**SET TASK**
Rewrite every line of the items below as a Markdown table with the columns Row and Line, numbering the rows and skipping blank lines. Leave the pictures out.

**SUPPLIED ENTRIES**
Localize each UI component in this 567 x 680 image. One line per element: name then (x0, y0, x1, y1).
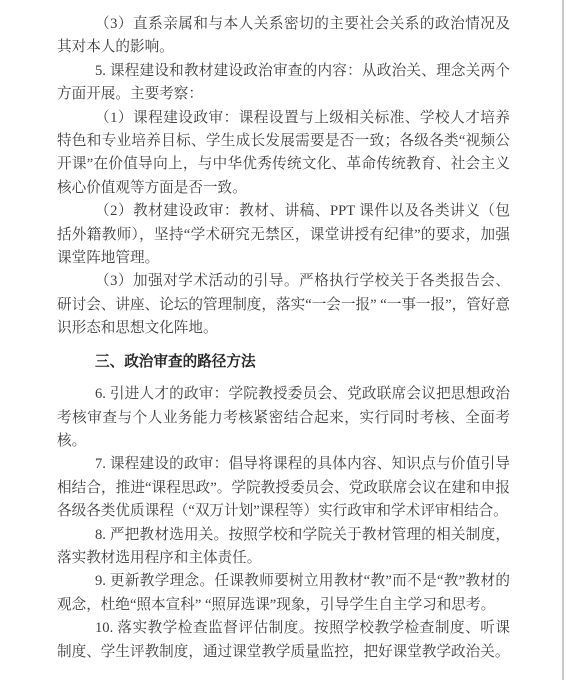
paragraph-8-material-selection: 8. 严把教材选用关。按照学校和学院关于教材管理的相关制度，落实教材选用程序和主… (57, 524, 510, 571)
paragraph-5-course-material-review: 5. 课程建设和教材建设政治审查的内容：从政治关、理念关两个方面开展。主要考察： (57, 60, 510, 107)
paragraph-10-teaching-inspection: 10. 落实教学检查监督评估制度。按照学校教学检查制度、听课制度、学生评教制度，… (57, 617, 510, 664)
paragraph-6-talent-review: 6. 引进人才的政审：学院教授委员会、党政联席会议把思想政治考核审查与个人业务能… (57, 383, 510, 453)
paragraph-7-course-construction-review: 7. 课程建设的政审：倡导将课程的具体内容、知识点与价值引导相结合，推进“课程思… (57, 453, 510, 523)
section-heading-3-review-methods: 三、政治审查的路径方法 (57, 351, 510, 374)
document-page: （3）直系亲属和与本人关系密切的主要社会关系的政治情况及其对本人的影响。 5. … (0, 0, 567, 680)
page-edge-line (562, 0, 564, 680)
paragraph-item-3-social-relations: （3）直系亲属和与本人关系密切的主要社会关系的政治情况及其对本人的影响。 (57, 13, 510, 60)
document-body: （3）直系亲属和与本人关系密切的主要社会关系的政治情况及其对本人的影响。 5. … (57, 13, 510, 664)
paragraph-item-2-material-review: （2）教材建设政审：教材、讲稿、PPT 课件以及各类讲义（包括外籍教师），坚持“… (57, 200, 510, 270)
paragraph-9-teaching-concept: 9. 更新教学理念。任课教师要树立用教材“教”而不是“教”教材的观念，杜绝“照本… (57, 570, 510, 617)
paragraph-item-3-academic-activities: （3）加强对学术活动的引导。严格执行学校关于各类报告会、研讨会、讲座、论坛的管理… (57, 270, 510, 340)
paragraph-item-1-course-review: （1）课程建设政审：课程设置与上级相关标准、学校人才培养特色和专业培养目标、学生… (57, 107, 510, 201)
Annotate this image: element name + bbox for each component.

**WRITTEN RESPONSE**
| Row | Line |
|---|---|
| 1 | Localize each UI component in this 567 x 680 image. One line per element: name then (x0, y0, x1, y1). |
| 2 | paragraph-8-material-selection: 8. 严把教材选用关。按照学校和学院关于教材管理的相关制度，落实教材选用程序和主… (57, 524, 510, 571) |
| 3 | paragraph-5-course-material-review: 5. 课程建设和教材建设政治审查的内容：从政治关、理念关两个方面开展。主要考察： (57, 60, 510, 107) |
| 4 | paragraph-10-teaching-inspection: 10. 落实教学检查监督评估制度。按照学校教学检查制度、听课制度、学生评教制度，… (57, 617, 510, 664) |
| 5 | paragraph-6-talent-review: 6. 引进人才的政审：学院教授委员会、党政联席会议把思想政治考核审查与个人业务能… (57, 383, 510, 453) |
| 6 | paragraph-7-course-construction-review: 7. 课程建设的政审：倡导将课程的具体内容、知识点与价值引导相结合，推进“课程思… (57, 453, 510, 523) |
| 7 | section-heading-3-review-methods: 三、政治审查的路径方法 (57, 351, 510, 374) |
| 8 | document-page: （3）直系亲属和与本人关系密切的主要社会关系的政治情况及其对本人的影响。 5. … (0, 0, 567, 680) |
| 9 | page-edge-line (562, 0, 564, 680) |
| 10 | paragraph-item-3-social-relations: （3）直系亲属和与本人关系密切的主要社会关系的政治情况及其对本人的影响。 (57, 13, 510, 60) |
| 11 | document-body: （3）直系亲属和与本人关系密切的主要社会关系的政治情况及其对本人的影响。 5. … (57, 13, 510, 664) |
| 12 | paragraph-item-2-material-review: （2）教材建设政审：教材、讲稿、PPT 课件以及各类讲义（包括外籍教师），坚持“… (57, 200, 510, 270) |
| 13 | paragraph-9-teaching-concept: 9. 更新教学理念。任课教师要树立用教材“教”而不是“教”教材的观念，杜绝“照本… (57, 570, 510, 617) |
| 14 | paragraph-item-3-academic-activities: （3）加强对学术活动的引导。严格执行学校关于各类报告会、研讨会、讲座、论坛的管理… (57, 270, 510, 340) |
| 15 | paragraph-item-1-course-review: （1）课程建设政审：课程设置与上级相关标准、学校人才培养特色和专业培养目标、学生… (57, 107, 510, 201) |
| 16 | Annotate this image: element name + bbox for each component. |